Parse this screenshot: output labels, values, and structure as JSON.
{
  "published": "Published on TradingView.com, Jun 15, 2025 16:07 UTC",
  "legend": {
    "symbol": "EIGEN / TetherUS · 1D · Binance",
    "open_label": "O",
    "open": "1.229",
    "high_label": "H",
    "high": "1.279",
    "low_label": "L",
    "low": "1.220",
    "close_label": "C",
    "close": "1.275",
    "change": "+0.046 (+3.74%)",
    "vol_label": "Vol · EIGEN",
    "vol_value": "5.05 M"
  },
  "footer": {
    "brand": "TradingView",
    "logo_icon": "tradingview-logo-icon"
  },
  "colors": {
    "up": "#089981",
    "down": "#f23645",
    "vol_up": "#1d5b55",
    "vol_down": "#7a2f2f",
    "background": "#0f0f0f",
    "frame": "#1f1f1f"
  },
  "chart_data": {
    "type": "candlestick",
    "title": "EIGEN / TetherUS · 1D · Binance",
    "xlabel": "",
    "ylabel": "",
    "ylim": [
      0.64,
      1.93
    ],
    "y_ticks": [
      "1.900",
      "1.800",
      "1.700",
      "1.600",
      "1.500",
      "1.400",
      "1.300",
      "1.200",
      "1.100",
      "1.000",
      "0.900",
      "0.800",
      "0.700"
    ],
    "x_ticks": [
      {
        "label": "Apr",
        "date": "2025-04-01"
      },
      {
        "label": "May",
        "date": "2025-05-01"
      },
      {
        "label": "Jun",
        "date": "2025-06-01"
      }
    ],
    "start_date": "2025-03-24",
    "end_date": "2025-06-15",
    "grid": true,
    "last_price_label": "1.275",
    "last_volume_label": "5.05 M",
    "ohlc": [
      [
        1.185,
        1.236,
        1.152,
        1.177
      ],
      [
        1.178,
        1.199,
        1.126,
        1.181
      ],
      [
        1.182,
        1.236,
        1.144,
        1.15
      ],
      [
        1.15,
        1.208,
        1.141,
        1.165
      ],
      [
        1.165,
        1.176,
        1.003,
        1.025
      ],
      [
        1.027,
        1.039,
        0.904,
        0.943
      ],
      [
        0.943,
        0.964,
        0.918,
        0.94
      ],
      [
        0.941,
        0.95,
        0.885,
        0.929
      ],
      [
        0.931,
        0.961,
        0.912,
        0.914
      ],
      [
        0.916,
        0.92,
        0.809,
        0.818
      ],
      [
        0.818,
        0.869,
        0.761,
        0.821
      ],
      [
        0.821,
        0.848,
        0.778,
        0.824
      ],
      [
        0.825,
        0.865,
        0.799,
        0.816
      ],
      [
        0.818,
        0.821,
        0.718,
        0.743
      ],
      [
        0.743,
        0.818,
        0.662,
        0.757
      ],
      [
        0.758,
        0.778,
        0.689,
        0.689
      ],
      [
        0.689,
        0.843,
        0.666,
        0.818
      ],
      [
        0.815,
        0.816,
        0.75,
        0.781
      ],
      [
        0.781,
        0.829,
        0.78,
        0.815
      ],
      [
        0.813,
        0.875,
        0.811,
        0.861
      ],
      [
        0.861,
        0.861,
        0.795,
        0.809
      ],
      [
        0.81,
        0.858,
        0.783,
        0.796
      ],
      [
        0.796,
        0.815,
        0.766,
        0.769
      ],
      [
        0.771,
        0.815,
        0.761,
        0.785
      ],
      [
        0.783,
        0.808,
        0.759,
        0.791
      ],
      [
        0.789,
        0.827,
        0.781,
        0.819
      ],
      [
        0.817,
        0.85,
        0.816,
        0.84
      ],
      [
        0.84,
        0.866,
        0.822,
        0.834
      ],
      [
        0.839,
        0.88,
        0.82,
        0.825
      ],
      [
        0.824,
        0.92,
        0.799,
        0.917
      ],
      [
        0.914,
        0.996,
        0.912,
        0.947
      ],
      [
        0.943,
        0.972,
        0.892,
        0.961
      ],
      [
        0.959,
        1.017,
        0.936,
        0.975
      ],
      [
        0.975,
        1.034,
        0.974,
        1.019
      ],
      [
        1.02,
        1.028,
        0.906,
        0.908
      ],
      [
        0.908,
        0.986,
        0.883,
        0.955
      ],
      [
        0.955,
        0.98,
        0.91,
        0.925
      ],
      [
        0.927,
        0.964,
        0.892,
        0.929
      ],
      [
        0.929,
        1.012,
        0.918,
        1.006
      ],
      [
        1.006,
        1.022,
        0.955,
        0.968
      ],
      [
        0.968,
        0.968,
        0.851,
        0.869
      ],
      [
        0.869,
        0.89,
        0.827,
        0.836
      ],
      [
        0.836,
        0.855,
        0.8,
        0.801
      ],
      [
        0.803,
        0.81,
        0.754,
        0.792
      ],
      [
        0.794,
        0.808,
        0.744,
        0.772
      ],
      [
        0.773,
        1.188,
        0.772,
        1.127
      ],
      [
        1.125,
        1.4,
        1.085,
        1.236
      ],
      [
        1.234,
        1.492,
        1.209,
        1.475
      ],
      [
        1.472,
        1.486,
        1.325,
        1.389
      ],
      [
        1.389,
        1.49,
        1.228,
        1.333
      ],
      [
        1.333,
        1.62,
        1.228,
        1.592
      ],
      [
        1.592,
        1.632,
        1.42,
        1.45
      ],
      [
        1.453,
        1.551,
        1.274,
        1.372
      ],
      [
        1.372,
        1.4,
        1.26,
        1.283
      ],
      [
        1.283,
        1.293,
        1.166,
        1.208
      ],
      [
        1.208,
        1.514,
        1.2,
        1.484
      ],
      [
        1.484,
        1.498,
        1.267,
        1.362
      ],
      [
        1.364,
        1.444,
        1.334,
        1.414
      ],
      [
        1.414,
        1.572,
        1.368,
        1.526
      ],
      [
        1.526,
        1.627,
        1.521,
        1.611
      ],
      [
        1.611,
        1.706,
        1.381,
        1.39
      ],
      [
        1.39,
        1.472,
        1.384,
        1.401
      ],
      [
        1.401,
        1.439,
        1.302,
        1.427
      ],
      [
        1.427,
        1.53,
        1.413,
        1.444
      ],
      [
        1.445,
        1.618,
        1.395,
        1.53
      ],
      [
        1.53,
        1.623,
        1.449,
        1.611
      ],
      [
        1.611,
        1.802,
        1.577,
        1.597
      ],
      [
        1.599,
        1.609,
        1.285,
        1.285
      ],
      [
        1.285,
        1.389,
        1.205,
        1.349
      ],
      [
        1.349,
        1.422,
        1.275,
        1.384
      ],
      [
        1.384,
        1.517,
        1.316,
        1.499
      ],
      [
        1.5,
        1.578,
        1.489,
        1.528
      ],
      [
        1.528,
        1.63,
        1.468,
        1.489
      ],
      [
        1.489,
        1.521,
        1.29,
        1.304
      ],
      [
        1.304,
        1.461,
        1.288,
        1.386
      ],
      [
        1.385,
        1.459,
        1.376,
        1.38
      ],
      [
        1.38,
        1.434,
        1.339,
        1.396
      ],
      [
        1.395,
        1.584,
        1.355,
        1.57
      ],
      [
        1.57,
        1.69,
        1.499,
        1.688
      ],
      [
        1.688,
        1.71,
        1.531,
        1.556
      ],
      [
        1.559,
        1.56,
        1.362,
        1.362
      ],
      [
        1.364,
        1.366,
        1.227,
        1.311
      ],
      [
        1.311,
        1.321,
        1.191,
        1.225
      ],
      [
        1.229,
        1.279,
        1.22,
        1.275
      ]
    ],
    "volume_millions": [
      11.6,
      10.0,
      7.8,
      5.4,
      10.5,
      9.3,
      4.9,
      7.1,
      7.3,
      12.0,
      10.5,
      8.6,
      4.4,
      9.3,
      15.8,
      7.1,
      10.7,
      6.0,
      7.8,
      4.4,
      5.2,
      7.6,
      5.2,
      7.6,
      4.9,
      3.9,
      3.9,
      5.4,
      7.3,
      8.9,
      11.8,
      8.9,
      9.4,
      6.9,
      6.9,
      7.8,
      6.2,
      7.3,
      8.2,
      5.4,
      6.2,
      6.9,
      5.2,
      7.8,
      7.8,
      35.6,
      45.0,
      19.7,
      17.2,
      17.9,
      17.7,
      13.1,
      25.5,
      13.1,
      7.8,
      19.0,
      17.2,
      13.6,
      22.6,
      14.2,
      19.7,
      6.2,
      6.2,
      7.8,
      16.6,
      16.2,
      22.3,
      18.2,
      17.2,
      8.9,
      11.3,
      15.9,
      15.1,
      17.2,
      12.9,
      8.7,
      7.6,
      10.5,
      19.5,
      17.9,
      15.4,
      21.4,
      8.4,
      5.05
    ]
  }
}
================================
EXERCISE INSTRUCTIONS →
Find the word "Binance" in the data and copy out each line where it turns up.

THE ANSWER →
    "symbol": "EIGEN / TetherUS · 1D · Binance",
    "title": "EIGEN / TetherUS · 1D · Binance",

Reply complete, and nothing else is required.